[What is expected]
Copy all the data exactly, except the pictures.
....................
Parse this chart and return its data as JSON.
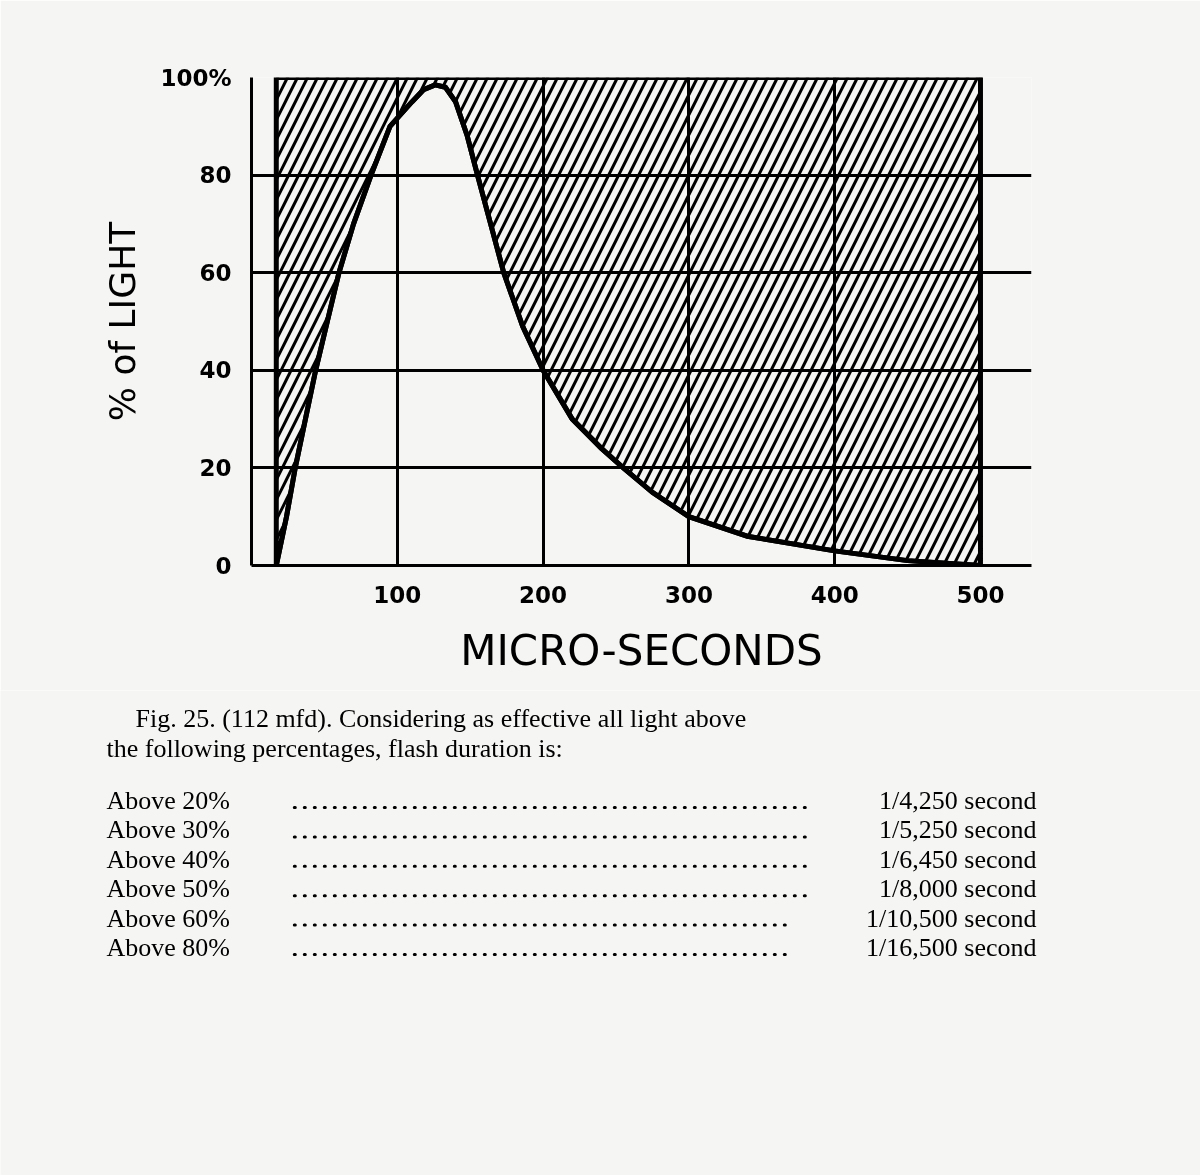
{
  "chart_data": {
    "type": "line",
    "xlabel": "MICRO-SECONDS",
    "ylabel": "% of LIGHT",
    "x": [
      17,
      24,
      30,
      37,
      44,
      52,
      60,
      70,
      82,
      95,
      110,
      118,
      126,
      133,
      140,
      148,
      155,
      164,
      173,
      186,
      200,
      220,
      240,
      255,
      275,
      300,
      340,
      400,
      450,
      500
    ],
    "series": [
      {
        "color": "#000000",
        "values": [
          0,
          10,
          20,
          30,
          40,
          50,
          60,
          70,
          80,
          90,
          95,
          97.5,
          98.5,
          98,
          95,
          88,
          80,
          70,
          60,
          49,
          40,
          30,
          24,
          20,
          15,
          10,
          6,
          3,
          1,
          0
        ],
        "lower": [
          0,
          10,
          20,
          30,
          40,
          50,
          60,
          70,
          80,
          90,
          95,
          97.5,
          98.5,
          98,
          95,
          88,
          80,
          70,
          60,
          49,
          40,
          30,
          24,
          20,
          15,
          10,
          6,
          3,
          1,
          0
        ],
        "upper": [
          100,
          100,
          100,
          100,
          100,
          100,
          100,
          100,
          100,
          100,
          100,
          100,
          100,
          100,
          100,
          100,
          100,
          100,
          100,
          100,
          100,
          100,
          100,
          100,
          100,
          100,
          100,
          100,
          100,
          100
        ]
      }
    ],
    "xlim": [
      0,
      535
    ],
    "ylim": [
      0,
      100
    ],
    "xticks": [
      100,
      200,
      300,
      400,
      500
    ],
    "yticks": [
      0,
      20,
      40,
      60,
      80,
      {
        "value": 100,
        "label": "100%"
      }
    ],
    "grid": true,
    "annotations": [
      "Fig. 25. (112 mfd). Considering as effective all light above the following percentages, flash duration is:",
      "Above 20%",
      "1/4,250 second",
      "Above 30%",
      "1/5,250 second",
      "Above 40%",
      "1/6,450 second",
      "Above 50%",
      "1/8,000 second",
      "Above 60%",
      "1/10,500 second",
      "Above 80%",
      "1/16,500 second"
    ]
  }
}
....................
[Answer to this problem]
Parse this chart and return its data as JSON.
{
  "chart_data": {
    "type": "line",
    "xlabel": "MICRO-SECONDS",
    "ylabel": "% of LIGHT",
    "x": [
      17,
      24,
      30,
      37,
      44,
      52,
      60,
      70,
      82,
      95,
      110,
      118,
      126,
      133,
      140,
      148,
      155,
      164,
      173,
      186,
      200,
      220,
      240,
      255,
      275,
      300,
      340,
      400,
      450,
      500
    ],
    "series": [
      {
        "color": "#000000",
        "values": [
          0,
          10,
          20,
          30,
          40,
          50,
          60,
          70,
          80,
          90,
          95,
          97.5,
          98.5,
          98,
          95,
          88,
          80,
          70,
          60,
          49,
          40,
          30,
          24,
          20,
          15,
          10,
          6,
          3,
          1,
          0
        ],
        "lower": [
          0,
          10,
          20,
          30,
          40,
          50,
          60,
          70,
          80,
          90,
          95,
          97.5,
          98.5,
          98,
          95,
          88,
          80,
          70,
          60,
          49,
          40,
          30,
          24,
          20,
          15,
          10,
          6,
          3,
          1,
          0
        ],
        "upper": [
          100,
          100,
          100,
          100,
          100,
          100,
          100,
          100,
          100,
          100,
          100,
          100,
          100,
          100,
          100,
          100,
          100,
          100,
          100,
          100,
          100,
          100,
          100,
          100,
          100,
          100,
          100,
          100,
          100,
          100
        ]
      }
    ],
    "xlim": [
      0,
      535
    ],
    "ylim": [
      0,
      100
    ],
    "xticks": [
      100,
      200,
      300,
      400,
      500
    ],
    "yticks": [
      0,
      20,
      40,
      60,
      80,
      {
        "value": 100,
        "label": "100%"
      }
    ],
    "grid": true,
    "annotations": [
      "Fig. 25. (112 mfd). Considering as effective all light above the following percentages, flash duration is:",
      "Above 20%",
      "1/4,250 second",
      "Above 30%",
      "1/5,250 second",
      "Above 40%",
      "1/6,450 second",
      "Above 50%",
      "1/8,000 second",
      "Above 60%",
      "1/10,500 second",
      "Above 80%",
      "1/16,500 second"
    ]
  }
}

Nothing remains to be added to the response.